* Instructions to follow: In the lines below, find how many contain the word "Free" and report that figure alone.

┌─ Data extract

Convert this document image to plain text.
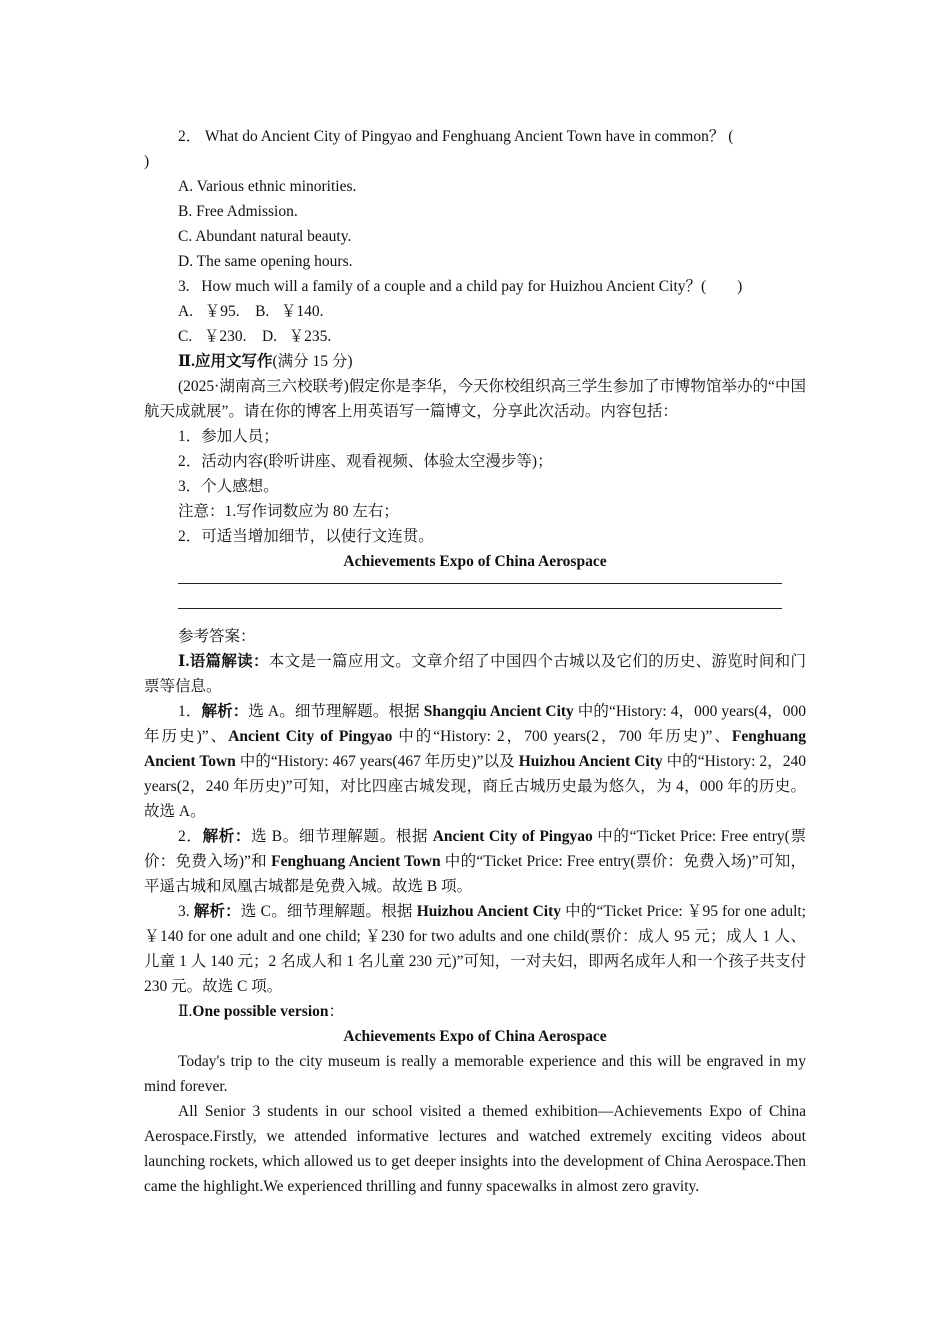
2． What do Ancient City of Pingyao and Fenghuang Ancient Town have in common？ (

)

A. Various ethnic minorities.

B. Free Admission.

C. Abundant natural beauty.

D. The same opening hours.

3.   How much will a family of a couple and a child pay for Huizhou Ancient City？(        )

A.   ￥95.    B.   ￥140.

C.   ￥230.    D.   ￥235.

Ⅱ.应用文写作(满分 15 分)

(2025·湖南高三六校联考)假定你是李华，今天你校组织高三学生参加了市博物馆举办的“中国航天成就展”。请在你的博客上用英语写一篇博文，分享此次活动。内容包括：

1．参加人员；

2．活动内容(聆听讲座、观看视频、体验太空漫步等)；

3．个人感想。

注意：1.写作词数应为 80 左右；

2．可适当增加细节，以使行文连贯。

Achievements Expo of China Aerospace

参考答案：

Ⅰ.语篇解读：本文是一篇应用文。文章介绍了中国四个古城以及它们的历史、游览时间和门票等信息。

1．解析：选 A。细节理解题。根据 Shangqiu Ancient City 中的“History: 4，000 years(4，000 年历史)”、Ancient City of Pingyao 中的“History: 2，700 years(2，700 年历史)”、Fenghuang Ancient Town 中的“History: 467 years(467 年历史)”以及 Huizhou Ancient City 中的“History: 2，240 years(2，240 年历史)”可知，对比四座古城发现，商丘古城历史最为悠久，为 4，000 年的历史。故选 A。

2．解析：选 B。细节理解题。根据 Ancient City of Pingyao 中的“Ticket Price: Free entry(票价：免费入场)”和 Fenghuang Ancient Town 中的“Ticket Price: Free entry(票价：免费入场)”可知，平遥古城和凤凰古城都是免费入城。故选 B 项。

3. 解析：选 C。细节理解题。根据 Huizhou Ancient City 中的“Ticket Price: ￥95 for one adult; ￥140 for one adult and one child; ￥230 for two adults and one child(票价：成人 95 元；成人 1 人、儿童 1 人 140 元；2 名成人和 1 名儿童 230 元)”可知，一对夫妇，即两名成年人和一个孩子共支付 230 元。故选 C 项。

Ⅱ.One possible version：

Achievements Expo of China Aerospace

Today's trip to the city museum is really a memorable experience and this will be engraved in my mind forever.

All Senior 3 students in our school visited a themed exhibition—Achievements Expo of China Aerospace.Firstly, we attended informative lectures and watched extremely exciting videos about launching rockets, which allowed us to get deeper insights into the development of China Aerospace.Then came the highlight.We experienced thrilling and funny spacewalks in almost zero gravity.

└─

* Reply: 2